> **EXERCISE AIM**:
Write out only the lines running from the one that contains "Convert this screenshot" to the end of the material, both ends included.

> **RECORDED INFORMATION**:
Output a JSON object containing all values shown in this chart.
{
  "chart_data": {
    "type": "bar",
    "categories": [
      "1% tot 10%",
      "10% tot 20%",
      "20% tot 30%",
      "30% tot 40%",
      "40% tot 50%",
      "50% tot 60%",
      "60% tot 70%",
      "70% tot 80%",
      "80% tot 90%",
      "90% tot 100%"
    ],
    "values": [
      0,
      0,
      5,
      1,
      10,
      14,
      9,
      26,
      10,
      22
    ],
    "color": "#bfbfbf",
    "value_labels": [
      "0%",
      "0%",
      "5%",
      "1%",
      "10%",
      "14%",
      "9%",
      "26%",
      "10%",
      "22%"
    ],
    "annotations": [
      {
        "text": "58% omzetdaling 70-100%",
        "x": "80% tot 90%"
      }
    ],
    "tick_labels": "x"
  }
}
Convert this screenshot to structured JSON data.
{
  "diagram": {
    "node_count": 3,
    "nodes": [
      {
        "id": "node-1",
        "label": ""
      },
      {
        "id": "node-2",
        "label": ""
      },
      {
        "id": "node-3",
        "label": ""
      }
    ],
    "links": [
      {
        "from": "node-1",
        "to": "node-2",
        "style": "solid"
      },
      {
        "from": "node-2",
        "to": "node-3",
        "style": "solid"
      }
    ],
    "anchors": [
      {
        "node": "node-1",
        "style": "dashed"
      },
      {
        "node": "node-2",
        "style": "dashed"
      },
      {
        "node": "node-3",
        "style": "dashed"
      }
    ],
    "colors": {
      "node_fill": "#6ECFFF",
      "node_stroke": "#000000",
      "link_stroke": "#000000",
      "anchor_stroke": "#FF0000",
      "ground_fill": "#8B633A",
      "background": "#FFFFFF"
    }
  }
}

> **RESULT**:
Convert this screenshot to structured JSON data.
{
  "diagram": {
    "node_count": 3,
    "nodes": [
      {
        "id": "node-1",
        "label": ""
      },
      {
        "id": "node-2",
        "label": ""
      },
      {
        "id": "node-3",
        "label": ""
      }
    ],
    "links": [
      {
        "from": "node-1",
        "to": "node-2",
        "style": "solid"
      },
      {
        "from": "node-2",
        "to": "node-3",
        "style": "solid"
      }
    ],
    "anchors": [
      {
        "node": "node-1",
        "style": "dashed"
      },
      {
        "node": "node-2",
        "style": "dashed"
      },
      {
        "node": "node-3",
        "style": "dashed"
      }
    ],
    "colors": {
      "node_fill": "#6ECFFF",
      "node_stroke": "#000000",
      "link_stroke": "#000000",
      "anchor_stroke": "#FF0000",
      "ground_fill": "#8B633A",
      "background": "#FFFFFF"
    }
  }
}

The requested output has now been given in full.